═══ Record extracts

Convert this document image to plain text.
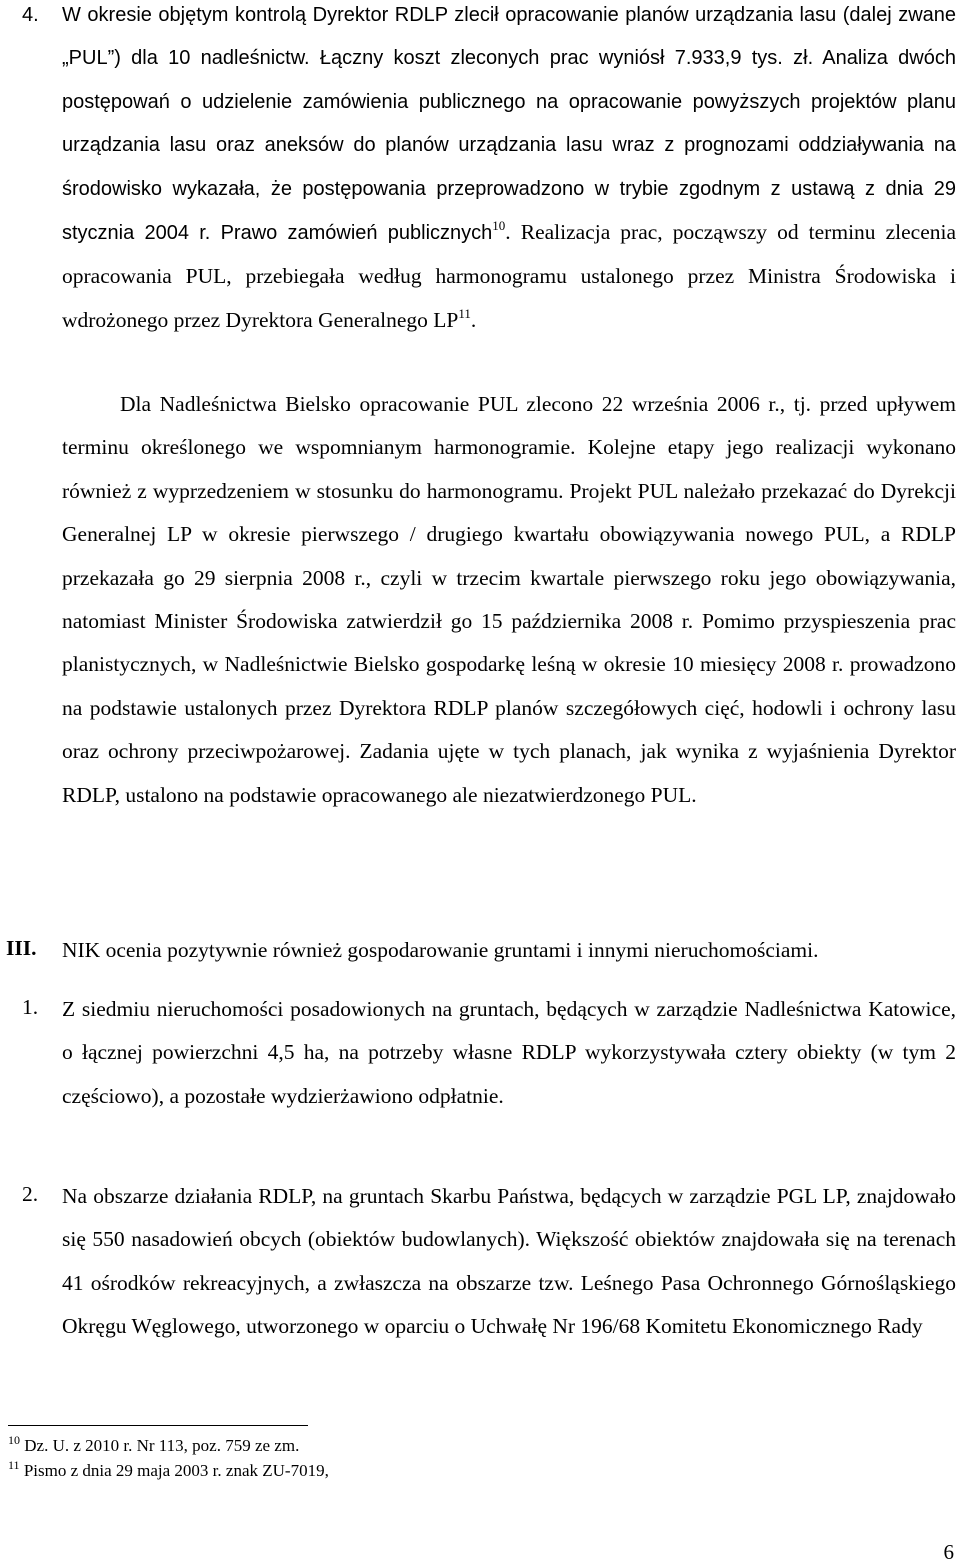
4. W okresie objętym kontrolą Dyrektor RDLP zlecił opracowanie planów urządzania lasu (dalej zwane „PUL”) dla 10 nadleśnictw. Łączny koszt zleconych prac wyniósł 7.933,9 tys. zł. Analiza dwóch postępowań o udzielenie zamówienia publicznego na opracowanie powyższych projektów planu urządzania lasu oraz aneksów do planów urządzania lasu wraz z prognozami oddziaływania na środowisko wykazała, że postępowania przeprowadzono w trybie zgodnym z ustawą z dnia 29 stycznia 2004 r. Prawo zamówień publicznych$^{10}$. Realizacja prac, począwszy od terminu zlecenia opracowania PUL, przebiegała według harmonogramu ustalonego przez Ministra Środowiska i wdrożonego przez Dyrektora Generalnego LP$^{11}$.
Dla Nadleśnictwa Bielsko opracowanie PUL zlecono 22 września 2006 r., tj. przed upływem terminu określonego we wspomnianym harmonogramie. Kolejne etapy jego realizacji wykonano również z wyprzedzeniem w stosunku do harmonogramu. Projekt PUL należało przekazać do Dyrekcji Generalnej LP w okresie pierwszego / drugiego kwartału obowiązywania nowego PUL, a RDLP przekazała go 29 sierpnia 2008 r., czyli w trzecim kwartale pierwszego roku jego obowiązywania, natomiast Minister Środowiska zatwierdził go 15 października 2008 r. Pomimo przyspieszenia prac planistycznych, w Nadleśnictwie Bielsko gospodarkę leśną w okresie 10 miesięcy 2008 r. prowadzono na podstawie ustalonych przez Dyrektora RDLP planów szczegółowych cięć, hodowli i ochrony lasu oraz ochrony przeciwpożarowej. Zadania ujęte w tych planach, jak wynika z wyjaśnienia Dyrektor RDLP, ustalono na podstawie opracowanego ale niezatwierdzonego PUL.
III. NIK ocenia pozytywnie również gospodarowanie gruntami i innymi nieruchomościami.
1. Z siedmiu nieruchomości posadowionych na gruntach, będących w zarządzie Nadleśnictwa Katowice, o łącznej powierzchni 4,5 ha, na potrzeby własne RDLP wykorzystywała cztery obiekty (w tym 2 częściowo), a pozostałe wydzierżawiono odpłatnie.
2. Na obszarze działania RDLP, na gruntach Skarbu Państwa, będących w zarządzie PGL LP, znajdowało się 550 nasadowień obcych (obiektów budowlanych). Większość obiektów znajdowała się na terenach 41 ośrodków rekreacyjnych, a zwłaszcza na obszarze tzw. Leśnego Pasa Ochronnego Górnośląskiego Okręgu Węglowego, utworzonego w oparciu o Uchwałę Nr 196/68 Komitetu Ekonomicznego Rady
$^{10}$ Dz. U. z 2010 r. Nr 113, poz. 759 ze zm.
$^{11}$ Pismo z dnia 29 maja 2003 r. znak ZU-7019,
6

══════

**Prompt**
Write out the entries above verbatim; the pictures do not belong in your copy.

**Answer for this exercise**
Convert this document image to plain text.
4. W okresie objętym kontrolą Dyrektor RDLP zlecił opracowanie planów urządzania lasu (dalej zwane „PUL”) dla 10 nadleśnictw. Łączny koszt zleconych prac wyniósł 7.933,9 tys. zł. Analiza dwóch postępowań o udzielenie zamówienia publicznego na opracowanie powyższych projektów planu urządzania lasu oraz aneksów do planów urządzania lasu wraz z prognozami oddziaływania na środowisko wykazała, że postępowania przeprowadzono w trybie zgodnym z ustawą z dnia 29 stycznia 2004 r. Prawo zamówień publicznych$^{10}$. Realizacja prac, począwszy od terminu zlecenia opracowania PUL, przebiegała według harmonogramu ustalonego przez Ministra Środowiska i wdrożonego przez Dyrektora Generalnego LP$^{11}$.
Dla Nadleśnictwa Bielsko opracowanie PUL zlecono 22 września 2006 r., tj. przed upływem terminu określonego we wspomnianym harmonogramie. Kolejne etapy jego realizacji wykonano również z wyprzedzeniem w stosunku do harmonogramu. Projekt PUL należało przekazać do Dyrekcji Generalnej LP w okresie pierwszego / drugiego kwartału obowiązywania nowego PUL, a RDLP przekazała go 29 sierpnia 2008 r., czyli w trzecim kwartale pierwszego roku jego obowiązywania, natomiast Minister Środowiska zatwierdził go 15 października 2008 r. Pomimo przyspieszenia prac planistycznych, w Nadleśnictwie Bielsko gospodarkę leśną w okresie 10 miesięcy 2008 r. prowadzono na podstawie ustalonych przez Dyrektora RDLP planów szczegółowych cięć, hodowli i ochrony lasu oraz ochrony przeciwpożarowej. Zadania ujęte w tych planach, jak wynika z wyjaśnienia Dyrektor RDLP, ustalono na podstawie opracowanego ale niezatwierdzonego PUL.
III. NIK ocenia pozytywnie również gospodarowanie gruntami i innymi nieruchomościami.
1. Z siedmiu nieruchomości posadowionych na gruntach, będących w zarządzie Nadleśnictwa Katowice, o łącznej powierzchni 4,5 ha, na potrzeby własne RDLP wykorzystywała cztery obiekty (w tym 2 częściowo), a pozostałe wydzierżawiono odpłatnie.
2. Na obszarze działania RDLP, na gruntach Skarbu Państwa, będących w zarządzie PGL LP, znajdowało się 550 nasadowień obcych (obiektów budowlanych). Większość obiektów znajdowała się na terenach 41 ośrodków rekreacyjnych, a zwłaszcza na obszarze tzw. Leśnego Pasa Ochronnego Górnośląskiego Okręgu Węglowego, utworzonego w oparciu o Uchwałę Nr 196/68 Komitetu Ekonomicznego Rady
$^{10}$ Dz. U. z 2010 r. Nr 113, poz. 759 ze zm.
$^{11}$ Pismo z dnia 29 maja 2003 r. znak ZU-7019,
6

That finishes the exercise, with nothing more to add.